• [Requirements]
Pull out every row below that contains the string "ndbc", copying each such row in full.

• [Data supplied]

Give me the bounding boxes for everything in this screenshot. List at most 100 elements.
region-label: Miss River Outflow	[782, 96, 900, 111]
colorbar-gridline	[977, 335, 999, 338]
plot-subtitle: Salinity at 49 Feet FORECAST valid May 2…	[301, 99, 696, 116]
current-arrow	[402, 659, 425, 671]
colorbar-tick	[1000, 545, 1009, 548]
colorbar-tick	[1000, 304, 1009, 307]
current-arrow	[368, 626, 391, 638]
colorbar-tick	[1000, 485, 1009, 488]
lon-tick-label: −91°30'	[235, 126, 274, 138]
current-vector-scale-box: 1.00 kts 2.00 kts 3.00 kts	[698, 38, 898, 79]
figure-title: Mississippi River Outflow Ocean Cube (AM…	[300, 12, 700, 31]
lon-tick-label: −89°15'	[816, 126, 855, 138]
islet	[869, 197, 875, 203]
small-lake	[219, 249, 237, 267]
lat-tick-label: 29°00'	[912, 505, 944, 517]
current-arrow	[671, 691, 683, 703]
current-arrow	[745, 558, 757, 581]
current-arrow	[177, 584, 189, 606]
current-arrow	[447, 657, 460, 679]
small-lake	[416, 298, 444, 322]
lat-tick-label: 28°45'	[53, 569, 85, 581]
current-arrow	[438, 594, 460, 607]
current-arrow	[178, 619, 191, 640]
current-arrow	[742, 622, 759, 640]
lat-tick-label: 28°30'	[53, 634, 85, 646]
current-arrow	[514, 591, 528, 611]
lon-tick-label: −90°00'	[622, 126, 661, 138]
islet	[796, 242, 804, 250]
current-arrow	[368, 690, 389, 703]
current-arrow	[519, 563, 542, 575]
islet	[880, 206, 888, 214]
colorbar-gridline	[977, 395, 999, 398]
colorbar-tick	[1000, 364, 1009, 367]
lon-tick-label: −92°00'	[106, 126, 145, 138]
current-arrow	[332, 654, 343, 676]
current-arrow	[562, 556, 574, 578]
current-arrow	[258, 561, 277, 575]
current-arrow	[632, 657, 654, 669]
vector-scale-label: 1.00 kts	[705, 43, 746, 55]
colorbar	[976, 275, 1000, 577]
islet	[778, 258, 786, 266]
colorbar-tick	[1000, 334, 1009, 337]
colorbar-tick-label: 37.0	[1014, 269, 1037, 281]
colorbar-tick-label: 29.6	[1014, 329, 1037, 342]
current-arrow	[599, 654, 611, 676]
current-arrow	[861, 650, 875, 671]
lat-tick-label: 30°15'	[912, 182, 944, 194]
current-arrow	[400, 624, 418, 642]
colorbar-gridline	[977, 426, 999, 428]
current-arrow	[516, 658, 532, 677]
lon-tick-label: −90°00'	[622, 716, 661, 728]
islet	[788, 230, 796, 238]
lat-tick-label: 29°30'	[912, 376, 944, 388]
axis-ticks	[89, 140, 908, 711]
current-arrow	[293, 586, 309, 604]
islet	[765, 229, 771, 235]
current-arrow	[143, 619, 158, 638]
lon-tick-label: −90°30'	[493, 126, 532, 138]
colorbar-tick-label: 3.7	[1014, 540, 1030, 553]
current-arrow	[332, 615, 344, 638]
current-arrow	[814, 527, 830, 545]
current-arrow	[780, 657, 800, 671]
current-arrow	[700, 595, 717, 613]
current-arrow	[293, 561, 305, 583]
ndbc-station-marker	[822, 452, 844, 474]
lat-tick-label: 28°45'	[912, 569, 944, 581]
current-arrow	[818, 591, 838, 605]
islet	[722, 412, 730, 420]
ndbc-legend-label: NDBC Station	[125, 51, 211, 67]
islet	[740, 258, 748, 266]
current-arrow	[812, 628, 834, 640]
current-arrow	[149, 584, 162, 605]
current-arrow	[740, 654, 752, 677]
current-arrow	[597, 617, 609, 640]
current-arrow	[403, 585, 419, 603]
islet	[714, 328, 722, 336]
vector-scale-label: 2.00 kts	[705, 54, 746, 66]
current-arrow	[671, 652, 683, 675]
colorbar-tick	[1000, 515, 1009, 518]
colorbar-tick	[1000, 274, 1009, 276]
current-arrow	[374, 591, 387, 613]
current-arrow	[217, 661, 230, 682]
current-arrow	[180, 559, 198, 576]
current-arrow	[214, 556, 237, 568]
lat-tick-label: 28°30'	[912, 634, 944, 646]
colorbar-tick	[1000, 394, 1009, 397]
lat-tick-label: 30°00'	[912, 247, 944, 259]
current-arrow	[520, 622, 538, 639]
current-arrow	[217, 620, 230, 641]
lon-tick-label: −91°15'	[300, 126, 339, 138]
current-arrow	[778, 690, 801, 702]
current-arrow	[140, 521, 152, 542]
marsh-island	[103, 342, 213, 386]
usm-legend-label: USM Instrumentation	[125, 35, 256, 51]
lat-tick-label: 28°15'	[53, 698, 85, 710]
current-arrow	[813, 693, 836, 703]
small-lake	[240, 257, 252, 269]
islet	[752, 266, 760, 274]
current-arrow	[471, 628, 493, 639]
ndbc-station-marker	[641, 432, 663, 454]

• [Written solution]
ndbc-station-marker	[822, 452, 844, 474]
ndbc-legend-label: NDBC Station	[125, 51, 211, 67]
ndbc-station-marker	[641, 432, 663, 454]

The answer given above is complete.